§ **To do**:
Your task is to gather the lines below that hold the string "archiváciu".

** begin **

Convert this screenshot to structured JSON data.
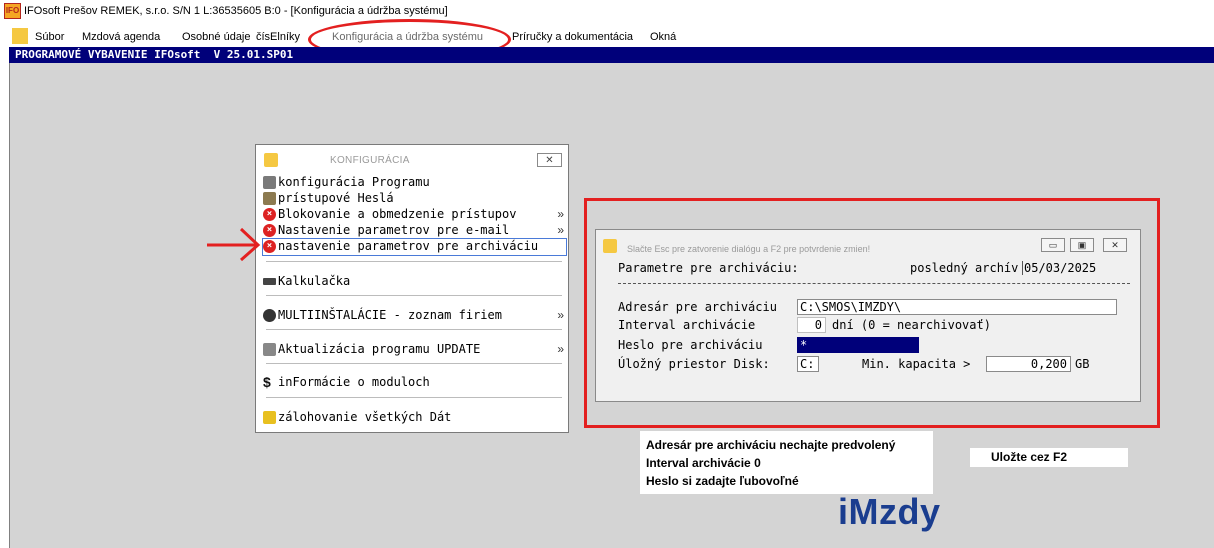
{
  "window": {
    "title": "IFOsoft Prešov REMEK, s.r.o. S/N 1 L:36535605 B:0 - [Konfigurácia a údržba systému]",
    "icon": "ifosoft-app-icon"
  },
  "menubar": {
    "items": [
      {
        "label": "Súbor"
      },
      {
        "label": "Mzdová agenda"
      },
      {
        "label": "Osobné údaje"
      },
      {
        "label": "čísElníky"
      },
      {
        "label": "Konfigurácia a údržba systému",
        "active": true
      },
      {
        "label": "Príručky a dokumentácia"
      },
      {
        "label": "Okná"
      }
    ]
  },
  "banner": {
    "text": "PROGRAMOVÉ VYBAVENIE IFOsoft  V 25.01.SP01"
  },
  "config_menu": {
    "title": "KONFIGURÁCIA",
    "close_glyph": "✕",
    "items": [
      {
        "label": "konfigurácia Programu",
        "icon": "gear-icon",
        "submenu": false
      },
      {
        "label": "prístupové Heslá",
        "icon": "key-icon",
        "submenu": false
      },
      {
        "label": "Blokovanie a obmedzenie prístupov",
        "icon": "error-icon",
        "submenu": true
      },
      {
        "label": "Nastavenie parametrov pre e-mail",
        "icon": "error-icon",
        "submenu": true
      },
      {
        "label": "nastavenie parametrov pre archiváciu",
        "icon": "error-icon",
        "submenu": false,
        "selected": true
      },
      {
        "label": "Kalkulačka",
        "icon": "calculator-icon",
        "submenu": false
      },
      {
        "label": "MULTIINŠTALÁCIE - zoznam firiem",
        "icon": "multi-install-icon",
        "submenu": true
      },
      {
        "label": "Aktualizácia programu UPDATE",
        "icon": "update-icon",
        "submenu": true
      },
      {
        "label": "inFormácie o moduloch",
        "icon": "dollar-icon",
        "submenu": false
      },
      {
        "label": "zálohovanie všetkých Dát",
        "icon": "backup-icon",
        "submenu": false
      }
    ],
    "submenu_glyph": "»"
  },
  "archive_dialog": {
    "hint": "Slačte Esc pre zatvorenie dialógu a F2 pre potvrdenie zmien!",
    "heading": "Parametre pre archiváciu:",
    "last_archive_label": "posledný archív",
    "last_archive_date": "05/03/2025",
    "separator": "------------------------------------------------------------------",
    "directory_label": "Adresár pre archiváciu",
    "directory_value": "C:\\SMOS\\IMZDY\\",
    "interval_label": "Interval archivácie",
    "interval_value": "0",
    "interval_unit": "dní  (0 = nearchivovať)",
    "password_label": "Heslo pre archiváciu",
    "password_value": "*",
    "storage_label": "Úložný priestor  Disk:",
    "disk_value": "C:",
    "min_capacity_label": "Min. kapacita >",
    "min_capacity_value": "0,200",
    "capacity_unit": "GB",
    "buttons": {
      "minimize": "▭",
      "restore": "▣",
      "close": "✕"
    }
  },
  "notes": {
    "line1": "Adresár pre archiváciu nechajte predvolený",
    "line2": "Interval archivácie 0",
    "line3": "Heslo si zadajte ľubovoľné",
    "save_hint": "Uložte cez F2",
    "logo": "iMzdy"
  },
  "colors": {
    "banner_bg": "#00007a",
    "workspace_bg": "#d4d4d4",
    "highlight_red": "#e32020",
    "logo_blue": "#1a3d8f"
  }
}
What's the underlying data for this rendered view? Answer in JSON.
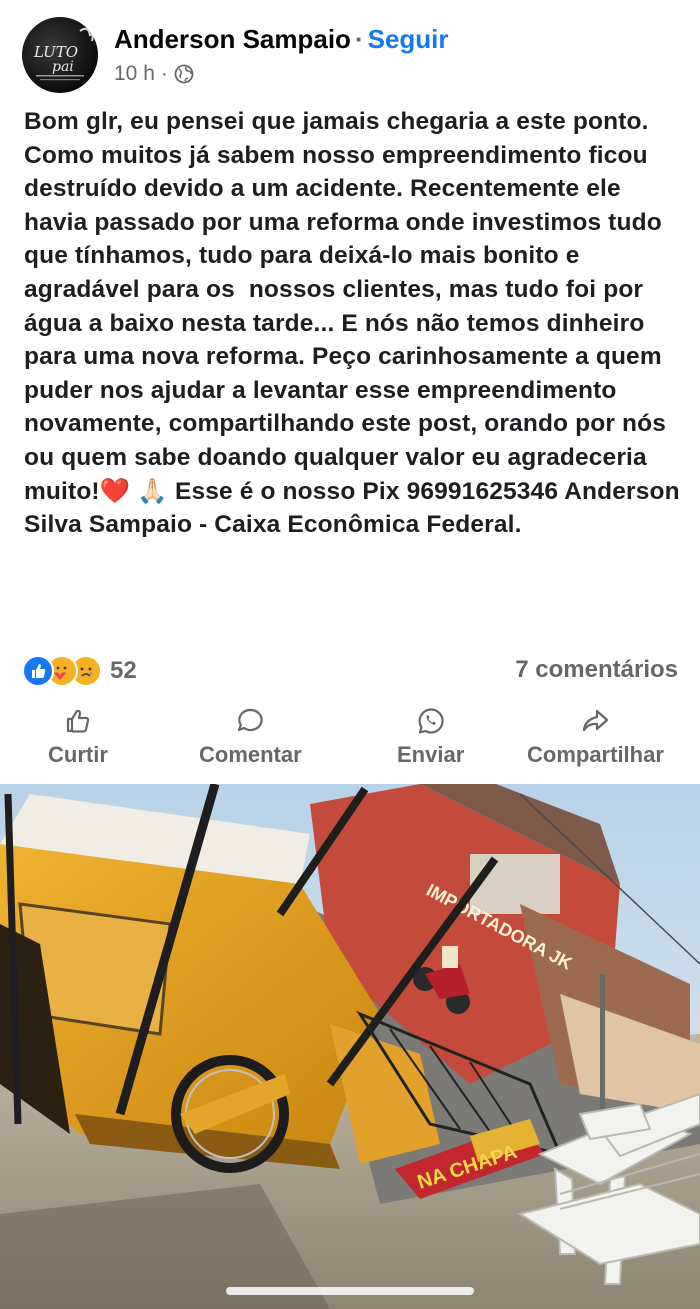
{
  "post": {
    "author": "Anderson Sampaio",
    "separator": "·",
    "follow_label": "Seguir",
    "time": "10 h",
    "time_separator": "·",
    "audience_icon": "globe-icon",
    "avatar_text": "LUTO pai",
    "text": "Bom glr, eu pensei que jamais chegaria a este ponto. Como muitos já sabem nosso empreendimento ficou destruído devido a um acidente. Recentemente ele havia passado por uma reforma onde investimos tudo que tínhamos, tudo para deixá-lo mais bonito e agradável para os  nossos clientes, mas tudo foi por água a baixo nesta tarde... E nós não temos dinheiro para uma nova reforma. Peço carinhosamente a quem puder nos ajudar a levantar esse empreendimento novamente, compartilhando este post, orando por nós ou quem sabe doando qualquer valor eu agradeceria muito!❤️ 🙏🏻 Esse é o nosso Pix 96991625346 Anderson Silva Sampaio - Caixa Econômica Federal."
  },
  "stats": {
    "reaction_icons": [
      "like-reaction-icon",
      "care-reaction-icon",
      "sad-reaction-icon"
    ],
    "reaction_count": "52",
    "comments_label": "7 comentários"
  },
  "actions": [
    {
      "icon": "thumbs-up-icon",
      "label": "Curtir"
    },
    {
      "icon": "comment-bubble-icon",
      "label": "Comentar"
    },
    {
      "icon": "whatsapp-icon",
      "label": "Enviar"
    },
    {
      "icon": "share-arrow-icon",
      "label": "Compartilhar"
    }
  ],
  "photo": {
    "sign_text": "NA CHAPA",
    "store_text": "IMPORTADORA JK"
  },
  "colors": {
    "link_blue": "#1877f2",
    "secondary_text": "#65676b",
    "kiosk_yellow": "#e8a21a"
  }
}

** end **
** begin **

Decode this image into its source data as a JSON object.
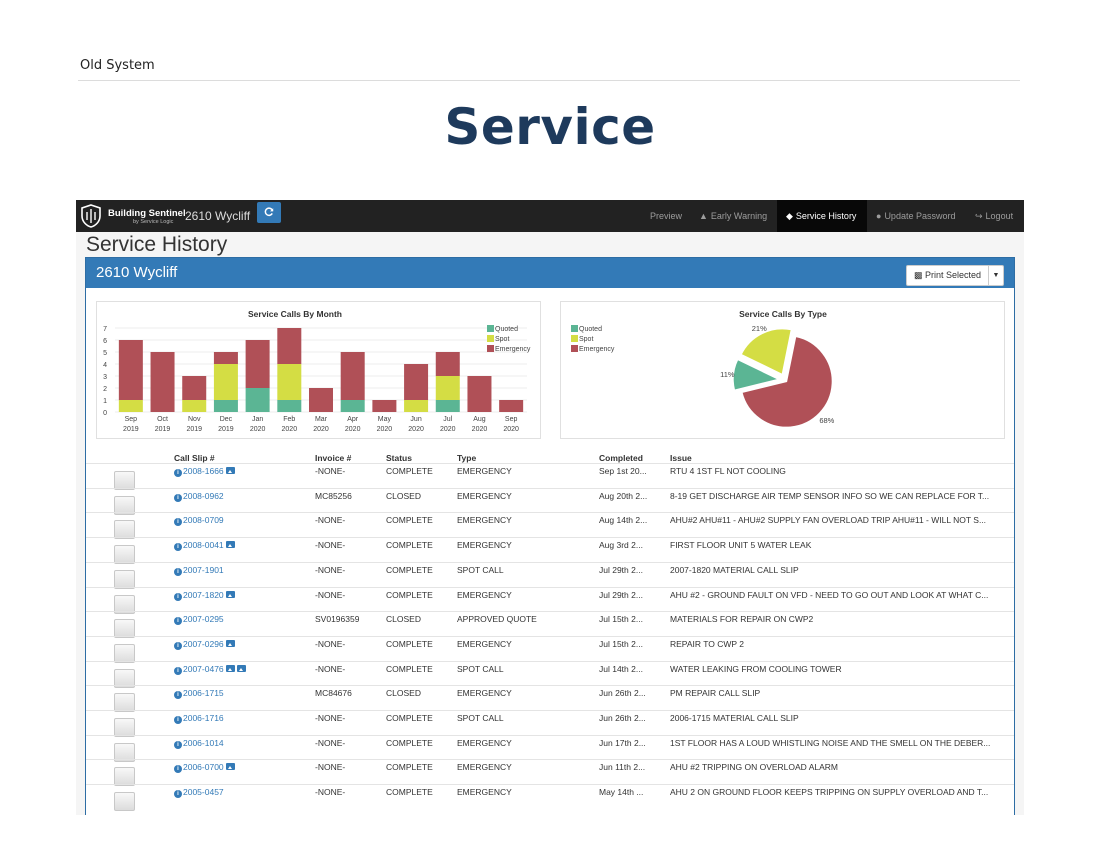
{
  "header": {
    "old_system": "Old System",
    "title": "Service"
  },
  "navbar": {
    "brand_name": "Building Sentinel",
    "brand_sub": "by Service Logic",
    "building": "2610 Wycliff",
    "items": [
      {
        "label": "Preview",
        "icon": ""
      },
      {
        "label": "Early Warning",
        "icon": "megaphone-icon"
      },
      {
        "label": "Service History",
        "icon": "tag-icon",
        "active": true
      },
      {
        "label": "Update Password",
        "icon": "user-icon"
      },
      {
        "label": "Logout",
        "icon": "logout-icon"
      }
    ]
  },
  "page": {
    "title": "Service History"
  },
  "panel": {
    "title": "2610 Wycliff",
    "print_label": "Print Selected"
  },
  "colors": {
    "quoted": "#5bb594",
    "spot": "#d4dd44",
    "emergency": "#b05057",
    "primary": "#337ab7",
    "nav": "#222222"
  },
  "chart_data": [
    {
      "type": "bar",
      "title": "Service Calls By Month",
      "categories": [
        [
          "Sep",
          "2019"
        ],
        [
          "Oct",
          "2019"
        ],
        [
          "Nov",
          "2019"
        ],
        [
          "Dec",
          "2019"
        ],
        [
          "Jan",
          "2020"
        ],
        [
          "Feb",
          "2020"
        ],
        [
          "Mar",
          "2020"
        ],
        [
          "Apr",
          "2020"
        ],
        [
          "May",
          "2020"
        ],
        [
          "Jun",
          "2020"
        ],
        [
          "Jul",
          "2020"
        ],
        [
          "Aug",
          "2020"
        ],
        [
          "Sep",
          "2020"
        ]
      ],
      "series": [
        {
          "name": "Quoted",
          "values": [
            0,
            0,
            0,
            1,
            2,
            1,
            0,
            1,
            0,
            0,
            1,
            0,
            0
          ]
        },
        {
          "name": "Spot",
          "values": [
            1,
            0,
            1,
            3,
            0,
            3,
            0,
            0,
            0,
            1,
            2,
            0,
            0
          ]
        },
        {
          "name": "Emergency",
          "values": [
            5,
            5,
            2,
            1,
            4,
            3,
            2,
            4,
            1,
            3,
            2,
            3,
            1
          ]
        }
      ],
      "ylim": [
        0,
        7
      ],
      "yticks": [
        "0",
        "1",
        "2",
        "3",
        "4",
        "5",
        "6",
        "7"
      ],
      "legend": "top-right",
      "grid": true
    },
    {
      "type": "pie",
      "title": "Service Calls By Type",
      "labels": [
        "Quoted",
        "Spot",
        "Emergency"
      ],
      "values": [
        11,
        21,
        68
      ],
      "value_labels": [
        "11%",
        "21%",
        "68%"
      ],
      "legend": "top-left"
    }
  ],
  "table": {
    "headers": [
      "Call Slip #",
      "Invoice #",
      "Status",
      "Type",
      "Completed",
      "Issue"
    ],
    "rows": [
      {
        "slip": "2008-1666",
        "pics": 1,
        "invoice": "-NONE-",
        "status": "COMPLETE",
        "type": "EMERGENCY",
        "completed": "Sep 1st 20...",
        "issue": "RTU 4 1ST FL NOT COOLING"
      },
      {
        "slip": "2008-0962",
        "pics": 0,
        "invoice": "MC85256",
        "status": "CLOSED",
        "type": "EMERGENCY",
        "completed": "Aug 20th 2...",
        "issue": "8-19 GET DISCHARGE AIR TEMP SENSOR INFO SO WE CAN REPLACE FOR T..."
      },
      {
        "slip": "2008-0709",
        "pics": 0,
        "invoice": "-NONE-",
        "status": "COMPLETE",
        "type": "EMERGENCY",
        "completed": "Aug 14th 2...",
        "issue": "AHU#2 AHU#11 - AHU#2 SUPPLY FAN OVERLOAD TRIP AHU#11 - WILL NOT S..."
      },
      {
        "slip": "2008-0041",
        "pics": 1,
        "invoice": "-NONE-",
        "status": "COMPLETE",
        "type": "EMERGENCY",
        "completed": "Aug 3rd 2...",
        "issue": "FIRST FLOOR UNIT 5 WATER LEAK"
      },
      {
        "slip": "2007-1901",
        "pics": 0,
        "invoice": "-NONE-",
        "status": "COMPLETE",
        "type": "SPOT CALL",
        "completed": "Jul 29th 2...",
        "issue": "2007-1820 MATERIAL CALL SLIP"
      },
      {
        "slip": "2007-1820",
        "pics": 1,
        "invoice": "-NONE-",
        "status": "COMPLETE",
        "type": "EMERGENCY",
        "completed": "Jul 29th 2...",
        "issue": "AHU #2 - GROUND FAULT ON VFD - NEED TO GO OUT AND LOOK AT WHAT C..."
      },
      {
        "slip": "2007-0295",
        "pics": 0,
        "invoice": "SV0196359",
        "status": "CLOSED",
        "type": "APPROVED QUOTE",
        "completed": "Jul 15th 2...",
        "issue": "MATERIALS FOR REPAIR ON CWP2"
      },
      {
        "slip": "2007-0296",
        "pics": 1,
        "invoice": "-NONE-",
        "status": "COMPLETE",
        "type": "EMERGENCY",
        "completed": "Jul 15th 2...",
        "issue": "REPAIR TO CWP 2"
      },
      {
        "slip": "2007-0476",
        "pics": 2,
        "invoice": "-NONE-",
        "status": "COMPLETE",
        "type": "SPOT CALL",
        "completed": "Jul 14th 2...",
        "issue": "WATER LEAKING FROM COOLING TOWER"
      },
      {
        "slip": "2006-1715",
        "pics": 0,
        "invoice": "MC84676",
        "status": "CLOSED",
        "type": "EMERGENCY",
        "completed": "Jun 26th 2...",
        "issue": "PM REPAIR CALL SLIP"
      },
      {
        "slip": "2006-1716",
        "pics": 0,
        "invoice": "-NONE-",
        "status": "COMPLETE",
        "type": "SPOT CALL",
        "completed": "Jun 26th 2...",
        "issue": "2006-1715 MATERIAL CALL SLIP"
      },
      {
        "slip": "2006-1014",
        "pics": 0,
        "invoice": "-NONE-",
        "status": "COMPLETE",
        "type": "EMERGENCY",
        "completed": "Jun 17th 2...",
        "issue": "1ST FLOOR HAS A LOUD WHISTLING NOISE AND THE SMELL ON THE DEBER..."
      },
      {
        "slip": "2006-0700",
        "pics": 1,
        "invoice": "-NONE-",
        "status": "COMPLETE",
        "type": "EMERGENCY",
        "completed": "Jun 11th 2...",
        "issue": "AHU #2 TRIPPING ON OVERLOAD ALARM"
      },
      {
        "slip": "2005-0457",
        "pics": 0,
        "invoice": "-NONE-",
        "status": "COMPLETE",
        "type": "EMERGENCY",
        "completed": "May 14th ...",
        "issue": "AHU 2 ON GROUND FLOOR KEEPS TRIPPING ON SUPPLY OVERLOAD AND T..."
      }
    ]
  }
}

** end **
** begin **

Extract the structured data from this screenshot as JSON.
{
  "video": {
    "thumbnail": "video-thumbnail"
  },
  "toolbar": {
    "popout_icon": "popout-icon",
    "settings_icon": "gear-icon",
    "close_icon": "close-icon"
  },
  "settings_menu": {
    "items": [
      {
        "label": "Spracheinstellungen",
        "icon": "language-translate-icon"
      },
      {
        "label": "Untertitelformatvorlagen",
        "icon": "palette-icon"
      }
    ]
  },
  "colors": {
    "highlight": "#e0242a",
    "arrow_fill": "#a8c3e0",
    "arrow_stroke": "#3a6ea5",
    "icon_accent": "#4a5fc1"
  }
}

** end **

§ **Response to this exercise**:
        "label": "nastavenie parametrov pre archiváciu",
    "heading": "Parametre pre archiváciu:",
    "directory_label": "Adresár pre archiváciu",
    "password_label": "Heslo pre archiváciu",
    "line1": "Adresár pre archiváciu nechajte predvolený",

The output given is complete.